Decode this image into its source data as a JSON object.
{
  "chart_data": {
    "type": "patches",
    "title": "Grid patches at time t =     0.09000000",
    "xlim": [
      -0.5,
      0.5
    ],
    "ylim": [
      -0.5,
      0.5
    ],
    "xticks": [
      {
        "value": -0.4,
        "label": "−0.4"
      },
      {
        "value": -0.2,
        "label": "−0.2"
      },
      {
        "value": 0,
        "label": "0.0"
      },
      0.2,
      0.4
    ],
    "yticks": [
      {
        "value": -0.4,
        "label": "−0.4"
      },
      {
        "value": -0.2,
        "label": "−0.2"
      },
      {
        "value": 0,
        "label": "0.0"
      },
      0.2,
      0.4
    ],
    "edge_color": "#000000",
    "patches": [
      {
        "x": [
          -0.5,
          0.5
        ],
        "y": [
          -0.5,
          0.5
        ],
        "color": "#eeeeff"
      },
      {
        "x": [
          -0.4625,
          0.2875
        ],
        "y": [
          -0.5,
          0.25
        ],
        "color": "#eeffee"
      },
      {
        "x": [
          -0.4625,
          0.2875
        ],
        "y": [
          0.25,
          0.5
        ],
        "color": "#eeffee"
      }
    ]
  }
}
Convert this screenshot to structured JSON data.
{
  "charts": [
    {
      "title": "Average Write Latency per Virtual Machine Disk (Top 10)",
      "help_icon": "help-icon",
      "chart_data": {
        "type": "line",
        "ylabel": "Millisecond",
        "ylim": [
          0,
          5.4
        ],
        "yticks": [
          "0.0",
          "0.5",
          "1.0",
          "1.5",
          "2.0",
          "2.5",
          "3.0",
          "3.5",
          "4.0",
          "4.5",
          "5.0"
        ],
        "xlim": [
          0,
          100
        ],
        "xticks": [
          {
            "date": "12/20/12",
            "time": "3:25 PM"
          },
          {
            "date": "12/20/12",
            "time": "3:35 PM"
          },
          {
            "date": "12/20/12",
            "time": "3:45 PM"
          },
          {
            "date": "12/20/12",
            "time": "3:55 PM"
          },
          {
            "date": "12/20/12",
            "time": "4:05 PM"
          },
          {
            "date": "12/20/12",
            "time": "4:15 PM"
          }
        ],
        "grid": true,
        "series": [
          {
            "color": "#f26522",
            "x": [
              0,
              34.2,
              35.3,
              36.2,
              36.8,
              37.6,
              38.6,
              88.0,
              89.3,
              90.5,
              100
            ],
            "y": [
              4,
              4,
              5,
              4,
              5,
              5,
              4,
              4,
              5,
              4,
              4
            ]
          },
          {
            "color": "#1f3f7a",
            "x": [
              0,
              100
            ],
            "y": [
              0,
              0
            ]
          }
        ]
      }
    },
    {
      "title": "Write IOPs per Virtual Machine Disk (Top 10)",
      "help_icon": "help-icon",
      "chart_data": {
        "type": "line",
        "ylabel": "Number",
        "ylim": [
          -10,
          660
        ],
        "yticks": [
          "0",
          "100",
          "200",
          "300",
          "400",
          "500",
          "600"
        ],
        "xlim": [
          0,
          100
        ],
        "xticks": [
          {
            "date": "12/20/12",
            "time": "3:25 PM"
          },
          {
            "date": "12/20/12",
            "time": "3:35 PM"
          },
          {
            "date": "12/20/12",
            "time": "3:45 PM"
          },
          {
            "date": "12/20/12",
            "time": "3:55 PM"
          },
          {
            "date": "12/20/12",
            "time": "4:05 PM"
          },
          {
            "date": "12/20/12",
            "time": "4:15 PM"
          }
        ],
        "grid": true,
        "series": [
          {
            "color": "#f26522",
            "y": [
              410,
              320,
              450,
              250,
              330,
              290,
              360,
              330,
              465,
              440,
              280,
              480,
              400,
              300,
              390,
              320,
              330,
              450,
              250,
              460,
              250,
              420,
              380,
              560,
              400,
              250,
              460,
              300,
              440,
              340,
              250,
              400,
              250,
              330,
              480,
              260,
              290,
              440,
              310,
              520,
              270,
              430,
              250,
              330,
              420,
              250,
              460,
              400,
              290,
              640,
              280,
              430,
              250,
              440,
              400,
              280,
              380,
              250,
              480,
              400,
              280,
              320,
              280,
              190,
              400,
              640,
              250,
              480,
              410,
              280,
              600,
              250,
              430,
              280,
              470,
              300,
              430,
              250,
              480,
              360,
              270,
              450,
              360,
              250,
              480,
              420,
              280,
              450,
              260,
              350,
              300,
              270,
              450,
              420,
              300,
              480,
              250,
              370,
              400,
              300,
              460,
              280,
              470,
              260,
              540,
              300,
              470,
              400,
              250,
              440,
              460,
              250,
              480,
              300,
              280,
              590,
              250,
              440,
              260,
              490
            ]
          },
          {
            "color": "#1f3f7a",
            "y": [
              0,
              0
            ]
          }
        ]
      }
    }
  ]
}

+---+

- _What you are asked to do_
Your task is to reproduce the whole listing exactly.

- _Full solution_
Decode this image into its source data as a JSON object.
{
  "chart_data": {
    "type": "patches",
    "title": "Grid patches at time t =     0.09000000",
    "xlim": [
      -0.5,
      0.5
    ],
    "ylim": [
      -0.5,
      0.5
    ],
    "xticks": [
      {
        "value": -0.4,
        "label": "−0.4"
      },
      {
        "value": -0.2,
        "label": "−0.2"
      },
      {
        "value": 0,
        "label": "0.0"
      },
      0.2,
      0.4
    ],
    "yticks": [
      {
        "value": -0.4,
        "label": "−0.4"
      },
      {
        "value": -0.2,
        "label": "−0.2"
      },
      {
        "value": 0,
        "label": "0.0"
      },
      0.2,
      0.4
    ],
    "edge_color": "#000000",
    "patches": [
      {
        "x": [
          -0.5,
          0.5
        ],
        "y": [
          -0.5,
          0.5
        ],
        "color": "#eeeeff"
      },
      {
        "x": [
          -0.4625,
          0.2875
        ],
        "y": [
          -0.5,
          0.25
        ],
        "color": "#eeffee"
      },
      {
        "x": [
          -0.4625,
          0.2875
        ],
        "y": [
          0.25,
          0.5
        ],
        "color": "#eeffee"
      }
    ]
  }
}
Convert this screenshot to structured JSON data.
{
  "charts": [
    {
      "title": "Average Write Latency per Virtual Machine Disk (Top 10)",
      "help_icon": "help-icon",
      "chart_data": {
        "type": "line",
        "ylabel": "Millisecond",
        "ylim": [
          0,
          5.4
        ],
        "yticks": [
          "0.0",
          "0.5",
          "1.0",
          "1.5",
          "2.0",
          "2.5",
          "3.0",
          "3.5",
          "4.0",
          "4.5",
          "5.0"
        ],
        "xlim": [
          0,
          100
        ],
        "xticks": [
          {
            "date": "12/20/12",
            "time": "3:25 PM"
          },
          {
            "date": "12/20/12",
            "time": "3:35 PM"
          },
          {
            "date": "12/20/12",
            "time": "3:45 PM"
          },
          {
            "date": "12/20/12",
            "time": "3:55 PM"
          },
          {
            "date": "12/20/12",
            "time": "4:05 PM"
          },
          {
            "date": "12/20/12",
            "time": "4:15 PM"
          }
        ],
        "grid": true,
        "series": [
          {
            "color": "#f26522",
            "x": [
              0,
              34.2,
              35.3,
              36.2,
              36.8,
              37.6,
              38.6,
              88.0,
              89.3,
              90.5,
              100
            ],
            "y": [
              4,
              4,
              5,
              4,
              5,
              5,
              4,
              4,
              5,
              4,
              4
            ]
          },
          {
            "color": "#1f3f7a",
            "x": [
              0,
              100
            ],
            "y": [
              0,
              0
            ]
          }
        ]
      }
    },
    {
      "title": "Write IOPs per Virtual Machine Disk (Top 10)",
      "help_icon": "help-icon",
      "chart_data": {
        "type": "line",
        "ylabel": "Number",
        "ylim": [
          -10,
          660
        ],
        "yticks": [
          "0",
          "100",
          "200",
          "300",
          "400",
          "500",
          "600"
        ],
        "xlim": [
          0,
          100
        ],
        "xticks": [
          {
            "date": "12/20/12",
            "time": "3:25 PM"
          },
          {
            "date": "12/20/12",
            "time": "3:35 PM"
          },
          {
            "date": "12/20/12",
            "time": "3:45 PM"
          },
          {
            "date": "12/20/12",
            "time": "3:55 PM"
          },
          {
            "date": "12/20/12",
            "time": "4:05 PM"
          },
          {
            "date": "12/20/12",
            "time": "4:15 PM"
          }
        ],
        "grid": true,
        "series": [
          {
            "color": "#f26522",
            "y": [
              410,
              320,
              450,
              250,
              330,
              290,
              360,
              330,
              465,
              440,
              280,
              480,
              400,
              300,
              390,
              320,
              330,
              450,
              250,
              460,
              250,
              420,
              380,
              560,
              400,
              250,
              460,
              300,
              440,
              340,
              250,
              400,
              250,
              330,
              480,
              260,
              290,
              440,
              310,
              520,
              270,
              430,
              250,
              330,
              420,
              250,
              460,
              400,
              290,
              640,
              280,
              430,
              250,
              440,
              400,
              280,
              380,
              250,
              480,
              400,
              280,
              320,
              280,
              190,
              400,
              640,
              250,
              480,
              410,
              280,
              600,
              250,
              430,
              280,
              470,
              300,
              430,
              250,
              480,
              360,
              270,
              450,
              360,
              250,
              480,
              420,
              280,
              450,
              260,
              350,
              300,
              270,
              450,
              420,
              300,
              480,
              250,
              370,
              400,
              300,
              460,
              280,
              470,
              260,
              540,
              300,
              470,
              400,
              250,
              440,
              460,
              250,
              480,
              300,
              280,
              590,
              250,
              440,
              260,
              490
            ]
          },
          {
            "color": "#1f3f7a",
            "y": [
              0,
              0
            ]
          }
        ]
      }
    }
  ]
}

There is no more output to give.